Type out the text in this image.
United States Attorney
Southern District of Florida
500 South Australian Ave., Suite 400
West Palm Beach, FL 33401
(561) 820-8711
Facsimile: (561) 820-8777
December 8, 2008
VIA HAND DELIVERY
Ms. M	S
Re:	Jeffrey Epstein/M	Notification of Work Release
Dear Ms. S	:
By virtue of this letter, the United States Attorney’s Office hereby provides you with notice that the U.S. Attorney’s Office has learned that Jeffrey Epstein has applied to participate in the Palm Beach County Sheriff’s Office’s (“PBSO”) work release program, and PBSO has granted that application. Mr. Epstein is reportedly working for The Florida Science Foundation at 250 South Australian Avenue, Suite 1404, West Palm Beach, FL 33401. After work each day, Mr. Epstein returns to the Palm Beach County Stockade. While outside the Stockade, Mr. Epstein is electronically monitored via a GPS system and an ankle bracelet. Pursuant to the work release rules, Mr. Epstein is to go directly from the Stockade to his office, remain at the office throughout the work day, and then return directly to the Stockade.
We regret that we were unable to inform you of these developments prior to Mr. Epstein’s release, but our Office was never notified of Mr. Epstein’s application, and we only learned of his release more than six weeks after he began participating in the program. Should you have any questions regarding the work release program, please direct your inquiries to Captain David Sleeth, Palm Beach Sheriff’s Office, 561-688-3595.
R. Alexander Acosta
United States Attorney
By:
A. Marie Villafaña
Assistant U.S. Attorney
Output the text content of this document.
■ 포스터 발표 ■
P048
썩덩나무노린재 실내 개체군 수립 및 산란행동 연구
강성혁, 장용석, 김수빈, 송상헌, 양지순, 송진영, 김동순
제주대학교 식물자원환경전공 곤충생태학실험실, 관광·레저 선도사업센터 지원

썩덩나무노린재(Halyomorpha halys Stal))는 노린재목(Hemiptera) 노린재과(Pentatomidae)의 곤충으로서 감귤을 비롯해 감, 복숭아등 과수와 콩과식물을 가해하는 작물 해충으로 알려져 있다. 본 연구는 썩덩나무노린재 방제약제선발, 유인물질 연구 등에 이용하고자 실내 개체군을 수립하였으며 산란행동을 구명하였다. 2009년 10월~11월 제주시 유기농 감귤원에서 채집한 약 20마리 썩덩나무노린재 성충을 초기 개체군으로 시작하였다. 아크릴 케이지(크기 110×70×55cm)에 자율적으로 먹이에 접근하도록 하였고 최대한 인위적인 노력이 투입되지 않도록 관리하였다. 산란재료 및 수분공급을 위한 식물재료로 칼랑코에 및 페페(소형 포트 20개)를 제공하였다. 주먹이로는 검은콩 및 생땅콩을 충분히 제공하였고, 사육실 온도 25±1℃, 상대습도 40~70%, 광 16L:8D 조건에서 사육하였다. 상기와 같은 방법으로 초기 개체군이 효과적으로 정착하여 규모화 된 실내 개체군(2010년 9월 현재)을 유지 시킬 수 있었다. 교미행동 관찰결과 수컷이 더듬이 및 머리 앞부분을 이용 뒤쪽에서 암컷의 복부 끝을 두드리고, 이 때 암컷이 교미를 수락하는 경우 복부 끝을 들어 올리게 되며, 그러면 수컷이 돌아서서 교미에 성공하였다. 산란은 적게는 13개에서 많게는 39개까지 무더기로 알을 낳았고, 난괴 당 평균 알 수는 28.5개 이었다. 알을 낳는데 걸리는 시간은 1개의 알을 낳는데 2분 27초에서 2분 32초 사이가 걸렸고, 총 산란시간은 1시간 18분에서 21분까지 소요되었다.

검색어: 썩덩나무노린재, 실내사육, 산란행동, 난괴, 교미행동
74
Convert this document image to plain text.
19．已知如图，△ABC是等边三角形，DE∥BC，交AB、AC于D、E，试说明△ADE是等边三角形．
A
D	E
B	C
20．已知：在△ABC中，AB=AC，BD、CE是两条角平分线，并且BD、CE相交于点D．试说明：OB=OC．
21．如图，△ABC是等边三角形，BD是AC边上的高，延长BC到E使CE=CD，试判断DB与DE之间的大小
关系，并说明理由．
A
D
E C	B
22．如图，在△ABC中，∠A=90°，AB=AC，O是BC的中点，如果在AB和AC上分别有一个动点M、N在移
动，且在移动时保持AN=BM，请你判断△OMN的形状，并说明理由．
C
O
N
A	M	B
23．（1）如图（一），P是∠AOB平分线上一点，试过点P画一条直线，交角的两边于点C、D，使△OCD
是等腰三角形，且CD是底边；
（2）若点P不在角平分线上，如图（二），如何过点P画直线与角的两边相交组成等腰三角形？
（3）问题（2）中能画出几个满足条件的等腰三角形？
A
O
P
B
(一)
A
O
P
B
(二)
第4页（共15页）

◆ ◆ ◆ ◆

> What the task requires
Pull out all lines from the entries above that include the word "document".

> Exercise solution
Output the text content of this document.
Convert this document image to plain text.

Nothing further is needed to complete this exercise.